Copy out the data below verbatim.

"""

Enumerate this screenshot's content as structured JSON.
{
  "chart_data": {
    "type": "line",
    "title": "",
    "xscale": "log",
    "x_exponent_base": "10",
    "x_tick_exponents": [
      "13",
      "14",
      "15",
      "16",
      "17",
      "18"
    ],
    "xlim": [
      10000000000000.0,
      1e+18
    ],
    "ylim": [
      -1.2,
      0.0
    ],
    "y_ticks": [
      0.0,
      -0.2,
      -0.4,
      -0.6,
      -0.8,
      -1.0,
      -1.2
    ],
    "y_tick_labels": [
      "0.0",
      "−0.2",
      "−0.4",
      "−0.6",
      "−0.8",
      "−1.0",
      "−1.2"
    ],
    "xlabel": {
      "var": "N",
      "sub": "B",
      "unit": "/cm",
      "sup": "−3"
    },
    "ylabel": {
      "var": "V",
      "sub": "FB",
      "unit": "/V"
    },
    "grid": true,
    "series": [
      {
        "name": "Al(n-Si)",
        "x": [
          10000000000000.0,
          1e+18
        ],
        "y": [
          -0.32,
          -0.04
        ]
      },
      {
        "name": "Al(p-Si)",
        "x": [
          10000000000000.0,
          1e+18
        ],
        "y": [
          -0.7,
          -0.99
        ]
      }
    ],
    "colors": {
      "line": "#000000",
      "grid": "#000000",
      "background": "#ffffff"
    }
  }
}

"""

**REPLY TO THE EXERCISE**:
Enumerate this screenshot's content as structured JSON.
{
  "chart_data": {
    "type": "line",
    "title": "",
    "xscale": "log",
    "x_exponent_base": "10",
    "x_tick_exponents": [
      "13",
      "14",
      "15",
      "16",
      "17",
      "18"
    ],
    "xlim": [
      10000000000000.0,
      1e+18
    ],
    "ylim": [
      -1.2,
      0.0
    ],
    "y_ticks": [
      0.0,
      -0.2,
      -0.4,
      -0.6,
      -0.8,
      -1.0,
      -1.2
    ],
    "y_tick_labels": [
      "0.0",
      "−0.2",
      "−0.4",
      "−0.6",
      "−0.8",
      "−1.0",
      "−1.2"
    ],
    "xlabel": {
      "var": "N",
      "sub": "B",
      "unit": "/cm",
      "sup": "−3"
    },
    "ylabel": {
      "var": "V",
      "sub": "FB",
      "unit": "/V"
    },
    "grid": true,
    "series": [
      {
        "name": "Al(n-Si)",
        "x": [
          10000000000000.0,
          1e+18
        ],
        "y": [
          -0.32,
          -0.04
        ]
      },
      {
        "name": "Al(p-Si)",
        "x": [
          10000000000000.0,
          1e+18
        ],
        "y": [
          -0.7,
          -0.99
        ]
      }
    ],
    "colors": {
      "line": "#000000",
      "grid": "#000000",
      "background": "#ffffff"
    }
  }
}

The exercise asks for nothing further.